**Data listing:**
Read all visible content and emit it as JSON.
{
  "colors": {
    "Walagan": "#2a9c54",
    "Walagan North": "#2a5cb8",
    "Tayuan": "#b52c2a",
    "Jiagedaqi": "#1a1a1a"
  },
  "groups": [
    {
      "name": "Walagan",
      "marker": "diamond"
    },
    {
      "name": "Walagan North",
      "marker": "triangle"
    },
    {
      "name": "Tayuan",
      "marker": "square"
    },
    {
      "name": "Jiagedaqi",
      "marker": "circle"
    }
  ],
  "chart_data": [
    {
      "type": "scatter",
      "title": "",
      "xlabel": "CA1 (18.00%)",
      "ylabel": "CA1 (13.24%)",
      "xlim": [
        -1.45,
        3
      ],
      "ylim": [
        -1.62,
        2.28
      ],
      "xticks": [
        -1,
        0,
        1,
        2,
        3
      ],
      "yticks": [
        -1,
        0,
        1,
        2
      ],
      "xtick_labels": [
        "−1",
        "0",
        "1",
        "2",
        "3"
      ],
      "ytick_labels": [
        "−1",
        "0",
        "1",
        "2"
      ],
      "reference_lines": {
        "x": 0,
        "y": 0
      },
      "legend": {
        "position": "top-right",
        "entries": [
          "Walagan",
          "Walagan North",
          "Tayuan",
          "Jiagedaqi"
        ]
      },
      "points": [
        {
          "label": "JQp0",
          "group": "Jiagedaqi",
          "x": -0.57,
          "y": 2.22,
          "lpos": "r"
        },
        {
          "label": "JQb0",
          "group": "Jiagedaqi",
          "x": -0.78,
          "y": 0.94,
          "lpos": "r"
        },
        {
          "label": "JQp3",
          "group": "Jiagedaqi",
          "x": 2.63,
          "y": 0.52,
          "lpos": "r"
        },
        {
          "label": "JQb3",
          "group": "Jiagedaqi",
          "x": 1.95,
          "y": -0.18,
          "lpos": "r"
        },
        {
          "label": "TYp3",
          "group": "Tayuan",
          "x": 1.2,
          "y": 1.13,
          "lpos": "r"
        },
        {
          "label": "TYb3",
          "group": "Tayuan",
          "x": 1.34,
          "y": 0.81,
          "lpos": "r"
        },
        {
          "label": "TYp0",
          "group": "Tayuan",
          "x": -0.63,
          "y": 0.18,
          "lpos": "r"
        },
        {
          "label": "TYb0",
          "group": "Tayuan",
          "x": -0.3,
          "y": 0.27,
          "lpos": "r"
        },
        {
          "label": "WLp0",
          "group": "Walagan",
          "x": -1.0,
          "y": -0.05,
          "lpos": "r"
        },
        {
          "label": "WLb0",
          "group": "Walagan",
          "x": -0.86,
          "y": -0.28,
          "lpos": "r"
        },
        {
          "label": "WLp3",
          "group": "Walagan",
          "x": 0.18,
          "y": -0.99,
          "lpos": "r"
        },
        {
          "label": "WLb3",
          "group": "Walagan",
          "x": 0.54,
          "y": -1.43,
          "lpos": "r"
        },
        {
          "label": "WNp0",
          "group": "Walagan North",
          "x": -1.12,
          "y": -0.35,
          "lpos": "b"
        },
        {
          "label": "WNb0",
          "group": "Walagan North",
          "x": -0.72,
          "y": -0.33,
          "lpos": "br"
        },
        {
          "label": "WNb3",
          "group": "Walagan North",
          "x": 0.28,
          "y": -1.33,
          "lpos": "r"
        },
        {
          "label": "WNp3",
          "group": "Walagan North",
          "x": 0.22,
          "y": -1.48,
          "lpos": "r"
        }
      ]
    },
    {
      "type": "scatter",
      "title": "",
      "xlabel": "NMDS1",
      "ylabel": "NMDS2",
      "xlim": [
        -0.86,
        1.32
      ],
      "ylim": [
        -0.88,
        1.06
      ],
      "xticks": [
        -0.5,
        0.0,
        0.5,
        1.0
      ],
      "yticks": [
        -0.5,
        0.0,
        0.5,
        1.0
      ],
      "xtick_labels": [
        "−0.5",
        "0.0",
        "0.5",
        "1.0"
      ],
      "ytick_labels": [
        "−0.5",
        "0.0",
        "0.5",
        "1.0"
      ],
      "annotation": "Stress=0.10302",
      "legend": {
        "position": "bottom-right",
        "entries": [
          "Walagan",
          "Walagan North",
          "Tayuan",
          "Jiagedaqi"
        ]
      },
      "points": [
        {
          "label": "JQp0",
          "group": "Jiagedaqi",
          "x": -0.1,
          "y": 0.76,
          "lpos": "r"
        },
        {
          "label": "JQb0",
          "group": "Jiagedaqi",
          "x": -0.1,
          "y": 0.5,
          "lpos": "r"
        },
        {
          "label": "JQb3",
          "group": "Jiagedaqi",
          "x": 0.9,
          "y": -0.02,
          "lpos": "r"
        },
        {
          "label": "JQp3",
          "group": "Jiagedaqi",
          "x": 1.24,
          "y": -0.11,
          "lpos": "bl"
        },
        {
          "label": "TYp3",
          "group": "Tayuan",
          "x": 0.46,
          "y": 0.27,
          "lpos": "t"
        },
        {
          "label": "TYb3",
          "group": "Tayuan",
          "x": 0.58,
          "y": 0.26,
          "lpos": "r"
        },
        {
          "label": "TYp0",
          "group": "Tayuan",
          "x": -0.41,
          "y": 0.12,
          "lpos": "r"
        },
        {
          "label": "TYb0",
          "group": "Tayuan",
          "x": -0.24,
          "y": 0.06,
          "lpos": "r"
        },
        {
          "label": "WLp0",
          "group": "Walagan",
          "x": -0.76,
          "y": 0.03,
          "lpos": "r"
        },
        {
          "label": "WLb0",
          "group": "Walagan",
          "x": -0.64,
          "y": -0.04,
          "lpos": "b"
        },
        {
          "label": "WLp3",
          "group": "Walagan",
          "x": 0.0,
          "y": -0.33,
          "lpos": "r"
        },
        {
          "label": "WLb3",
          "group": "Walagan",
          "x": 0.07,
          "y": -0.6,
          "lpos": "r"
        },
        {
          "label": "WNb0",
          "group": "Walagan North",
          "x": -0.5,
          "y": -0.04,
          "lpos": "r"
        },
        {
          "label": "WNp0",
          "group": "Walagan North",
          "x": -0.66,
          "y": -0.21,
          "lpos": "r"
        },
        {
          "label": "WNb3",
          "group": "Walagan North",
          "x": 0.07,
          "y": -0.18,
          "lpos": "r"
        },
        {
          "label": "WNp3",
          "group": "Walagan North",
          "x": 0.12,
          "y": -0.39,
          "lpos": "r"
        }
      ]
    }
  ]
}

**Task brief:** All entries shown above should be printed again exactly.

**Correct answer:**
Read all visible content and emit it as JSON.
{
  "colors": {
    "Walagan": "#2a9c54",
    "Walagan North": "#2a5cb8",
    "Tayuan": "#b52c2a",
    "Jiagedaqi": "#1a1a1a"
  },
  "groups": [
    {
      "name": "Walagan",
      "marker": "diamond"
    },
    {
      "name": "Walagan North",
      "marker": "triangle"
    },
    {
      "name": "Tayuan",
      "marker": "square"
    },
    {
      "name": "Jiagedaqi",
      "marker": "circle"
    }
  ],
  "chart_data": [
    {
      "type": "scatter",
      "title": "",
      "xlabel": "CA1 (18.00%)",
      "ylabel": "CA1 (13.24%)",
      "xlim": [
        -1.45,
        3
      ],
      "ylim": [
        -1.62,
        2.28
      ],
      "xticks": [
        -1,
        0,
        1,
        2,
        3
      ],
      "yticks": [
        -1,
        0,
        1,
        2
      ],
      "xtick_labels": [
        "−1",
        "0",
        "1",
        "2",
        "3"
      ],
      "ytick_labels": [
        "−1",
        "0",
        "1",
        "2"
      ],
      "reference_lines": {
        "x": 0,
        "y": 0
      },
      "legend": {
        "position": "top-right",
        "entries": [
          "Walagan",
          "Walagan North",
          "Tayuan",
          "Jiagedaqi"
        ]
      },
      "points": [
        {
          "label": "JQp0",
          "group": "Jiagedaqi",
          "x": -0.57,
          "y": 2.22,
          "lpos": "r"
        },
        {
          "label": "JQb0",
          "group": "Jiagedaqi",
          "x": -0.78,
          "y": 0.94,
          "lpos": "r"
        },
        {
          "label": "JQp3",
          "group": "Jiagedaqi",
          "x": 2.63,
          "y": 0.52,
          "lpos": "r"
        },
        {
          "label": "JQb3",
          "group": "Jiagedaqi",
          "x": 1.95,
          "y": -0.18,
          "lpos": "r"
        },
        {
          "label": "TYp3",
          "group": "Tayuan",
          "x": 1.2,
          "y": 1.13,
          "lpos": "r"
        },
        {
          "label": "TYb3",
          "group": "Tayuan",
          "x": 1.34,
          "y": 0.81,
          "lpos": "r"
        },
        {
          "label": "TYp0",
          "group": "Tayuan",
          "x": -0.63,
          "y": 0.18,
          "lpos": "r"
        },
        {
          "label": "TYb0",
          "group": "Tayuan",
          "x": -0.3,
          "y": 0.27,
          "lpos": "r"
        },
        {
          "label": "WLp0",
          "group": "Walagan",
          "x": -1.0,
          "y": -0.05,
          "lpos": "r"
        },
        {
          "label": "WLb0",
          "group": "Walagan",
          "x": -0.86,
          "y": -0.28,
          "lpos": "r"
        },
        {
          "label": "WLp3",
          "group": "Walagan",
          "x": 0.18,
          "y": -0.99,
          "lpos": "r"
        },
        {
          "label": "WLb3",
          "group": "Walagan",
          "x": 0.54,
          "y": -1.43,
          "lpos": "r"
        },
        {
          "label": "WNp0",
          "group": "Walagan North",
          "x": -1.12,
          "y": -0.35,
          "lpos": "b"
        },
        {
          "label": "WNb0",
          "group": "Walagan North",
          "x": -0.72,
          "y": -0.33,
          "lpos": "br"
        },
        {
          "label": "WNb3",
          "group": "Walagan North",
          "x": 0.28,
          "y": -1.33,
          "lpos": "r"
        },
        {
          "label": "WNp3",
          "group": "Walagan North",
          "x": 0.22,
          "y": -1.48,
          "lpos": "r"
        }
      ]
    },
    {
      "type": "scatter",
      "title": "",
      "xlabel": "NMDS1",
      "ylabel": "NMDS2",
      "xlim": [
        -0.86,
        1.32
      ],
      "ylim": [
        -0.88,
        1.06
      ],
      "xticks": [
        -0.5,
        0.0,
        0.5,
        1.0
      ],
      "yticks": [
        -0.5,
        0.0,
        0.5,
        1.0
      ],
      "xtick_labels": [
        "−0.5",
        "0.0",
        "0.5",
        "1.0"
      ],
      "ytick_labels": [
        "−0.5",
        "0.0",
        "0.5",
        "1.0"
      ],
      "annotation": "Stress=0.10302",
      "legend": {
        "position": "bottom-right",
        "entries": [
          "Walagan",
          "Walagan North",
          "Tayuan",
          "Jiagedaqi"
        ]
      },
      "points": [
        {
          "label": "JQp0",
          "group": "Jiagedaqi",
          "x": -0.1,
          "y": 0.76,
          "lpos": "r"
        },
        {
          "label": "JQb0",
          "group": "Jiagedaqi",
          "x": -0.1,
          "y": 0.5,
          "lpos": "r"
        },
        {
          "label": "JQb3",
          "group": "Jiagedaqi",
          "x": 0.9,
          "y": -0.02,
          "lpos": "r"
        },
        {
          "label": "JQp3",
          "group": "Jiagedaqi",
          "x": 1.24,
          "y": -0.11,
          "lpos": "bl"
        },
        {
          "label": "TYp3",
          "group": "Tayuan",
          "x": 0.46,
          "y": 0.27,
          "lpos": "t"
        },
        {
          "label": "TYb3",
          "group": "Tayuan",
          "x": 0.58,
          "y": 0.26,
          "lpos": "r"
        },
        {
          "label": "TYp0",
          "group": "Tayuan",
          "x": -0.41,
          "y": 0.12,
          "lpos": "r"
        },
        {
          "label": "TYb0",
          "group": "Tayuan",
          "x": -0.24,
          "y": 0.06,
          "lpos": "r"
        },
        {
          "label": "WLp0",
          "group": "Walagan",
          "x": -0.76,
          "y": 0.03,
          "lpos": "r"
        },
        {
          "label": "WLb0",
          "group": "Walagan",
          "x": -0.64,
          "y": -0.04,
          "lpos": "b"
        },
        {
          "label": "WLp3",
          "group": "Walagan",
          "x": 0.0,
          "y": -0.33,
          "lpos": "r"
        },
        {
          "label": "WLb3",
          "group": "Walagan",
          "x": 0.07,
          "y": -0.6,
          "lpos": "r"
        },
        {
          "label": "WNb0",
          "group": "Walagan North",
          "x": -0.5,
          "y": -0.04,
          "lpos": "r"
        },
        {
          "label": "WNp0",
          "group": "Walagan North",
          "x": -0.66,
          "y": -0.21,
          "lpos": "r"
        },
        {
          "label": "WNb3",
          "group": "Walagan North",
          "x": 0.07,
          "y": -0.18,
          "lpos": "r"
        },
        {
          "label": "WNp3",
          "group": "Walagan North",
          "x": 0.12,
          "y": -0.39,
          "lpos": "r"
        }
      ]
    }
  ]
}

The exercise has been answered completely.